begin Records shown

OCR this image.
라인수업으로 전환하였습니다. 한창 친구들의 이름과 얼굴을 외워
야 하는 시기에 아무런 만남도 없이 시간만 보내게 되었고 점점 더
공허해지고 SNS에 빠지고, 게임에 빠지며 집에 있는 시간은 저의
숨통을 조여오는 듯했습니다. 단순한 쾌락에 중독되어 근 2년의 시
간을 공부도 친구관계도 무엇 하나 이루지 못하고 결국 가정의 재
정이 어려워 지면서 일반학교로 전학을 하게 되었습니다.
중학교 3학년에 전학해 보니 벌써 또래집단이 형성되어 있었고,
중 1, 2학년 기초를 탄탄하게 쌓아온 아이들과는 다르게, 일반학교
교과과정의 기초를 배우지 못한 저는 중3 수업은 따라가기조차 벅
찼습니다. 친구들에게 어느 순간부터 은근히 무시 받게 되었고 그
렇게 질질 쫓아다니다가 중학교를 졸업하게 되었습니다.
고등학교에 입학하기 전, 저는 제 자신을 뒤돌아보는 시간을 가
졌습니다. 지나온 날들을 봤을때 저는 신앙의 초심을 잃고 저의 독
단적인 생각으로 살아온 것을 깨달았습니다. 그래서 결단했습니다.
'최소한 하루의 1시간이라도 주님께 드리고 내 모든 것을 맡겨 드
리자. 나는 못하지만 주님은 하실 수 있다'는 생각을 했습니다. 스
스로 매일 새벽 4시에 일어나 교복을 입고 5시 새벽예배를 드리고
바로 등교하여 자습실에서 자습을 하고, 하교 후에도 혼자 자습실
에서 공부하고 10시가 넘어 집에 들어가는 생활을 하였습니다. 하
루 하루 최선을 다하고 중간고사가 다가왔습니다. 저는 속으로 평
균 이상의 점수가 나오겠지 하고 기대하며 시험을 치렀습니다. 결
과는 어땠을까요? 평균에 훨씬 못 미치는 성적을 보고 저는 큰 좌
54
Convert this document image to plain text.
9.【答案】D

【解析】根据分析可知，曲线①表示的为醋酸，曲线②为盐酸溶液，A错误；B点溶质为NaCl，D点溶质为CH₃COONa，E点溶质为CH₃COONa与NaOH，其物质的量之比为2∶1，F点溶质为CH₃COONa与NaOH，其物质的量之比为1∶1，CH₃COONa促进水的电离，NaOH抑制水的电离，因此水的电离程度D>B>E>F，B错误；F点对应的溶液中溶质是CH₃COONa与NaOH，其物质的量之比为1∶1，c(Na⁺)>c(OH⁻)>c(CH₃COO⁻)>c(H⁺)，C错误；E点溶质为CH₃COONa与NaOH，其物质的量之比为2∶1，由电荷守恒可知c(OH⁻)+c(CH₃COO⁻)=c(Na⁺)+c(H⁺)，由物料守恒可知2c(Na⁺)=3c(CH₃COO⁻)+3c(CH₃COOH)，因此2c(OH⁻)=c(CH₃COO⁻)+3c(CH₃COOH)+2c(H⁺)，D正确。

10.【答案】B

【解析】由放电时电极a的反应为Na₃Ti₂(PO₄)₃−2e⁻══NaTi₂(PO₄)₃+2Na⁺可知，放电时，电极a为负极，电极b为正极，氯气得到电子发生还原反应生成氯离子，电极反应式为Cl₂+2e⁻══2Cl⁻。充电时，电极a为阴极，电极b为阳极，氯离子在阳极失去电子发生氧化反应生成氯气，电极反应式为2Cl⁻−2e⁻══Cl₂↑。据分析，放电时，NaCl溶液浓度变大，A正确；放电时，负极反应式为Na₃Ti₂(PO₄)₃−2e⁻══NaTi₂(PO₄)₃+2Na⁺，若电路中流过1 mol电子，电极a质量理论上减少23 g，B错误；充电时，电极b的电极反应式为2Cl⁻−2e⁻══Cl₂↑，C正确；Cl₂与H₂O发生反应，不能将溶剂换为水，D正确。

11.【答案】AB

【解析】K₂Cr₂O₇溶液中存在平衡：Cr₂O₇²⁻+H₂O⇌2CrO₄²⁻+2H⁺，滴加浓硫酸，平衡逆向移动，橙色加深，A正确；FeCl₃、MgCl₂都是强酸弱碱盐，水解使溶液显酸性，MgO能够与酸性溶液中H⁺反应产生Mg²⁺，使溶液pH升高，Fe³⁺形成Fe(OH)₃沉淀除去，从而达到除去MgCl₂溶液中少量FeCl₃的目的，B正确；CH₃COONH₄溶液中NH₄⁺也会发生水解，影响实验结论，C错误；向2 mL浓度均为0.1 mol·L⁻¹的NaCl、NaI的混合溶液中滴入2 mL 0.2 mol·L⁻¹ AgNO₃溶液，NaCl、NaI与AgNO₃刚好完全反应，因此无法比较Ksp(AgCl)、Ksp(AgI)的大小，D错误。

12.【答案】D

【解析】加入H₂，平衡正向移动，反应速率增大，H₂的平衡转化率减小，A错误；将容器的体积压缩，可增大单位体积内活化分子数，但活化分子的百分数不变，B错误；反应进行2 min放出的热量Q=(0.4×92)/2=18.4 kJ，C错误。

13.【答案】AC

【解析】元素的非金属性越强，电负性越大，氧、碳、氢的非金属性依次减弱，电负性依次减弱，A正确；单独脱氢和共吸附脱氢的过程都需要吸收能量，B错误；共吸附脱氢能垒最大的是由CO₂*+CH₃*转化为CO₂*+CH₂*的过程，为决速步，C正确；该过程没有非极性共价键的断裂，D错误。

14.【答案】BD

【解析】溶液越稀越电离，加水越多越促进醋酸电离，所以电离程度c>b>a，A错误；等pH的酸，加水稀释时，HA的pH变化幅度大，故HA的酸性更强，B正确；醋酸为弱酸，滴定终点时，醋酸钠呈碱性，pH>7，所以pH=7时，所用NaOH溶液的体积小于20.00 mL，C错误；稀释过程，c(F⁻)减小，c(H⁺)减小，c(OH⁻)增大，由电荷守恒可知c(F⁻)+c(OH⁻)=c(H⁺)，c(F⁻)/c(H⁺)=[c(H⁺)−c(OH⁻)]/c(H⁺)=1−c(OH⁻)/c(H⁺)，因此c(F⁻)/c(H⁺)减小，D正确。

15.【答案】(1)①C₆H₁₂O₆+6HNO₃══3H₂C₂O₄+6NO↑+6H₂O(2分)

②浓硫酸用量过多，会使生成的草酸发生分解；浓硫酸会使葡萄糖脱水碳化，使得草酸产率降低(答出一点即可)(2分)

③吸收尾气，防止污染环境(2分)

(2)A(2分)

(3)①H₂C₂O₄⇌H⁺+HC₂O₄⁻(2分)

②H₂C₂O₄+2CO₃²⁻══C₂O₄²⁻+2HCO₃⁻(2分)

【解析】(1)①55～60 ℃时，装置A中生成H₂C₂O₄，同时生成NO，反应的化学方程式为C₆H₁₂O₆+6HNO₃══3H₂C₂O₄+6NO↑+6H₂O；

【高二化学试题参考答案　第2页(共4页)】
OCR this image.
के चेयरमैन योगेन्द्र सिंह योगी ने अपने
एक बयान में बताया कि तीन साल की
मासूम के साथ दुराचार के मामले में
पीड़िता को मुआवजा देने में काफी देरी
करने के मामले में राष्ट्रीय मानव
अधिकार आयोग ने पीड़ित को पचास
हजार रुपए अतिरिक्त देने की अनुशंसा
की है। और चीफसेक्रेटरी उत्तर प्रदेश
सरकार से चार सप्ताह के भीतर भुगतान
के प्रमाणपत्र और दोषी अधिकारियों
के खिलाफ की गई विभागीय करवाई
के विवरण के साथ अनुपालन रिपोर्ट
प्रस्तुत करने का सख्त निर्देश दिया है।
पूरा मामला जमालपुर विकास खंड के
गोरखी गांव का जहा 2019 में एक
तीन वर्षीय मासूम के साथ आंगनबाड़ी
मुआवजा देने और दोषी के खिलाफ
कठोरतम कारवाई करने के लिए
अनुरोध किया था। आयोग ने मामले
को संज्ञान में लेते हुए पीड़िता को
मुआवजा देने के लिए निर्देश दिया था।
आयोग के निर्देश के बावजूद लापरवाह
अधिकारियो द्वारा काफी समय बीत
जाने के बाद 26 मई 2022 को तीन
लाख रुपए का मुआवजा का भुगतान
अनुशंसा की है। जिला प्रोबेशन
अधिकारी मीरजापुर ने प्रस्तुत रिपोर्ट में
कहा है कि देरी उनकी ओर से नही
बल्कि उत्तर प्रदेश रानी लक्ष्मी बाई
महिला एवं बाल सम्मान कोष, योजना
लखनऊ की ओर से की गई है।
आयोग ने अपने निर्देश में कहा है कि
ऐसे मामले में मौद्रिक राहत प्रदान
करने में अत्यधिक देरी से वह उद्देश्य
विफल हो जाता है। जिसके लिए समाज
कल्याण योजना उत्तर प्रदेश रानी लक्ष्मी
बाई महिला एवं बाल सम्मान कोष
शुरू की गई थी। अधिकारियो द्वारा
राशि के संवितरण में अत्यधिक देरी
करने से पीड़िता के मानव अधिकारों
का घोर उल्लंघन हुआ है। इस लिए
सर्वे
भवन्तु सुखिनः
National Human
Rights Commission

end Records shown

#### Given request:
Report all lines of the data that include the word "되었습니다".

#### Answer to the exercise:
정이 어려워 지면서 일반학교로 전학을 하게 되었습니다.
렇게 질질 쫓아다니다가 중학교를 졸업하게 되었습니다.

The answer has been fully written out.